Work to do
Will you give the material below again, every line exactly as it is?

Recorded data
┄┄┄┄┄┄┄┄┄┄

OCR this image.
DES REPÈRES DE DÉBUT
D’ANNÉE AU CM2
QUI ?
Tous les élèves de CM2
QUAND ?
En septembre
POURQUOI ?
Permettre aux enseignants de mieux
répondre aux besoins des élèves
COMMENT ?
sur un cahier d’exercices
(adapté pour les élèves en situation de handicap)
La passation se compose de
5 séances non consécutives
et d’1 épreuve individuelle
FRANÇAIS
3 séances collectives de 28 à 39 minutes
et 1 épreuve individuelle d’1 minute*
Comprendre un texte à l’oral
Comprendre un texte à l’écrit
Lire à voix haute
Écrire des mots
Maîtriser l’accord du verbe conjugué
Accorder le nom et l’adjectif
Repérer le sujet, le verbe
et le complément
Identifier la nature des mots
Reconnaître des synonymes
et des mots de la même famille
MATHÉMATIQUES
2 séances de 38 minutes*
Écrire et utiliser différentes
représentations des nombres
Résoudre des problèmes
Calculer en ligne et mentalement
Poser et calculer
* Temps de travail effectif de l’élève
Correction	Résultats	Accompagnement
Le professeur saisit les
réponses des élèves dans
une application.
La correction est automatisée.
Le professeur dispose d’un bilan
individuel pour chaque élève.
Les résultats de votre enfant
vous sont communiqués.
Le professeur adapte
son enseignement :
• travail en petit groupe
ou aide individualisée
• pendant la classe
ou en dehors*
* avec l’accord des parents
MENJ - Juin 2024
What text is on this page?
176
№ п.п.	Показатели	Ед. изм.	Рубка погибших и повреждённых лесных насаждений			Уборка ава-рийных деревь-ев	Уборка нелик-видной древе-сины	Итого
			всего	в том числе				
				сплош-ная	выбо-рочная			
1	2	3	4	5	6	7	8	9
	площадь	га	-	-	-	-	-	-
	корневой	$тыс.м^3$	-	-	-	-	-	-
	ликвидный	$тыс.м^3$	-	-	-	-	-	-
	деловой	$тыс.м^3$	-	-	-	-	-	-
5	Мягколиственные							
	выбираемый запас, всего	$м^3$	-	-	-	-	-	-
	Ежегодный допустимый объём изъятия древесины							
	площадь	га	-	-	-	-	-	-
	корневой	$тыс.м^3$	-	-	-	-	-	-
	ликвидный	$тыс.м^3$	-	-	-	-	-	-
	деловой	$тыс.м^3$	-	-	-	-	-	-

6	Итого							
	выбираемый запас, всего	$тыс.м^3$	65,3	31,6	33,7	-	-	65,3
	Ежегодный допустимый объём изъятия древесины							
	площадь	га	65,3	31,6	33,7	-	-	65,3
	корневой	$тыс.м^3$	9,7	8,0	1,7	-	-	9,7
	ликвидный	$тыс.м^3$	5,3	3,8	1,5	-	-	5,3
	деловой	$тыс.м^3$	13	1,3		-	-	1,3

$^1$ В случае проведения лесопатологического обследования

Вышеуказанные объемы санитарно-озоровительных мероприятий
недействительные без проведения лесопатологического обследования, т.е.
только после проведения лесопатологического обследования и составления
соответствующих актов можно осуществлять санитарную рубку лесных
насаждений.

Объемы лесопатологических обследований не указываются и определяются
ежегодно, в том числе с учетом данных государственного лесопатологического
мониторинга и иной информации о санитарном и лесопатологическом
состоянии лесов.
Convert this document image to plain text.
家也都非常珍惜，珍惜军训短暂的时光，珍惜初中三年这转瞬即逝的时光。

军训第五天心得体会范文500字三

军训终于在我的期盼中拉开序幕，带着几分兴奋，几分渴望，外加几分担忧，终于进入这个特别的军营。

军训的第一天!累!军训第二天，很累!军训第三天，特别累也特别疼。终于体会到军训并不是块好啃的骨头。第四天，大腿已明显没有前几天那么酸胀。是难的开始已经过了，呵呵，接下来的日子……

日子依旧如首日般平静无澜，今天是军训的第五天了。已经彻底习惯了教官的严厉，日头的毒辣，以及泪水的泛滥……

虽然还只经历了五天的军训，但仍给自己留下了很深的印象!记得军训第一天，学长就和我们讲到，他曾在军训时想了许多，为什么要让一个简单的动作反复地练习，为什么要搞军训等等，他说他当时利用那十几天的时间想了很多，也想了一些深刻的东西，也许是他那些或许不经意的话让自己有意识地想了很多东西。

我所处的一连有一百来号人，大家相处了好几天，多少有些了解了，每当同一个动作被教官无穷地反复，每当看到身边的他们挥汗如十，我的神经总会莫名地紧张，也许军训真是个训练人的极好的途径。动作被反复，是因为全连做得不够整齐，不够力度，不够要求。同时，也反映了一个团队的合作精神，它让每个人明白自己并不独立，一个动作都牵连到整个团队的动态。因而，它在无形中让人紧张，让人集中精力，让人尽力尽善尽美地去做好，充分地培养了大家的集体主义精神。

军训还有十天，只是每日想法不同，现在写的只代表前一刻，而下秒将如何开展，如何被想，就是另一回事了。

┄┄┄┄┄┄┄┄┄┄

Answer for the task
OCR this image.
DES REPÈRES DE DÉBUT
D’ANNÉE AU CM2
QUI ?
Tous les élèves de CM2
QUAND ?
En septembre
POURQUOI ?
Permettre aux enseignants de mieux
répondre aux besoins des élèves
COMMENT ?
sur un cahier d’exercices
(adapté pour les élèves en situation de handicap)
La passation se compose de
5 séances non consécutives
et d’1 épreuve individuelle
FRANÇAIS
3 séances collectives de 28 à 39 minutes
et 1 épreuve individuelle d’1 minute*
Comprendre un texte à l’oral
Comprendre un texte à l’écrit
Lire à voix haute
Écrire des mots
Maîtriser l’accord du verbe conjugué
Accorder le nom et l’adjectif
Repérer le sujet, le verbe
et le complément
Identifier la nature des mots
Reconnaître des synonymes
et des mots de la même famille
MATHÉMATIQUES
2 séances de 38 minutes*
Écrire et utiliser différentes
représentations des nombres
Résoudre des problèmes
Calculer en ligne et mentalement
Poser et calculer
* Temps de travail effectif de l’élève
Correction	Résultats	Accompagnement
Le professeur saisit les
réponses des élèves dans
une application.
La correction est automatisée.
Le professeur dispose d’un bilan
individuel pour chaque élève.
Les résultats de votre enfant
vous sont communiqués.
Le professeur adapte
son enseignement :
• travail en petit groupe
ou aide individualisée
• pendant la classe
ou en dehors*
* avec l’accord des parents
MENJ - Juin 2024
What text is on this page?
176
№ п.п.	Показатели	Ед. изм.	Рубка погибших и повреждённых лесных насаждений			Уборка ава-рийных деревь-ев	Уборка нелик-видной древе-сины	Итого
			всего	в том числе				
				сплош-ная	выбо-рочная			
1	2	3	4	5	6	7	8	9
	площадь	га	-	-	-	-	-	-
	корневой	$тыс.м^3$	-	-	-	-	-	-
	ликвидный	$тыс.м^3$	-	-	-	-	-	-
	деловой	$тыс.м^3$	-	-	-	-	-	-
5	Мягколиственные							
	выбираемый запас, всего	$м^3$	-	-	-	-	-	-
	Ежегодный допустимый объём изъятия древесины							
	площадь	га	-	-	-	-	-	-
	корневой	$тыс.м^3$	-	-	-	-	-	-
	ликвидный	$тыс.м^3$	-	-	-	-	-	-
	деловой	$тыс.м^3$	-	-	-	-	-	-

6	Итого							
	выбираемый запас, всего	$тыс.м^3$	65,3	31,6	33,7	-	-	65,3
	Ежегодный допустимый объём изъятия древесины							
	площадь	га	65,3	31,6	33,7	-	-	65,3
	корневой	$тыс.м^3$	9,7	8,0	1,7	-	-	9,7
	ликвидный	$тыс.м^3$	5,3	3,8	1,5	-	-	5,3
	деловой	$тыс.м^3$	13	1,3		-	-	1,3

$^1$ В случае проведения лесопатологического обследования

Вышеуказанные объемы санитарно-озоровительных мероприятий
недействительные без проведения лесопатологического обследования, т.е.
только после проведения лесопатологического обследования и составления
соответствующих актов можно осуществлять санитарную рубку лесных
насаждений.

Объемы лесопатологических обследований не указываются и определяются
ежегодно, в том числе с учетом данных государственного лесопатологического
мониторинга и иной информации о санитарном и лесопатологическом
состоянии лесов.
Convert this document image to plain text.
家也都非常珍惜，珍惜军训短暂的时光，珍惜初中三年这转瞬即逝的时光。

军训第五天心得体会范文500字三

军训终于在我的期盼中拉开序幕，带着几分兴奋，几分渴望，外加几分担忧，终于进入这个特别的军营。

军训的第一天!累!军训第二天，很累!军训第三天，特别累也特别疼。终于体会到军训并不是块好啃的骨头。第四天，大腿已明显没有前几天那么酸胀。是难的开始已经过了，呵呵，接下来的日子……

日子依旧如首日般平静无澜，今天是军训的第五天了。已经彻底习惯了教官的严厉，日头的毒辣，以及泪水的泛滥……

虽然还只经历了五天的军训，但仍给自己留下了很深的印象!记得军训第一天，学长就和我们讲到，他曾在军训时想了许多，为什么要让一个简单的动作反复地练习，为什么要搞军训等等，他说他当时利用那十几天的时间想了很多，也想了一些深刻的东西，也许是他那些或许不经意的话让自己有意识地想了很多东西。

我所处的一连有一百来号人，大家相处了好几天，多少有些了解了，每当同一个动作被教官无穷地反复，每当看到身边的他们挥汗如十，我的神经总会莫名地紧张，也许军训真是个训练人的极好的途径。动作被反复，是因为全连做得不够整齐，不够力度，不够要求。同时，也反映了一个团队的合作精神，它让每个人明白自己并不独立，一个动作都牵连到整个团队的动态。因而，它在无形中让人紧张，让人集中精力，让人尽力尽善尽美地去做好，充分地培养了大家的集体主义精神。

军训还有十天，只是每日想法不同，现在写的只代表前一刻，而下秒将如何开展，如何被想，就是另一回事了。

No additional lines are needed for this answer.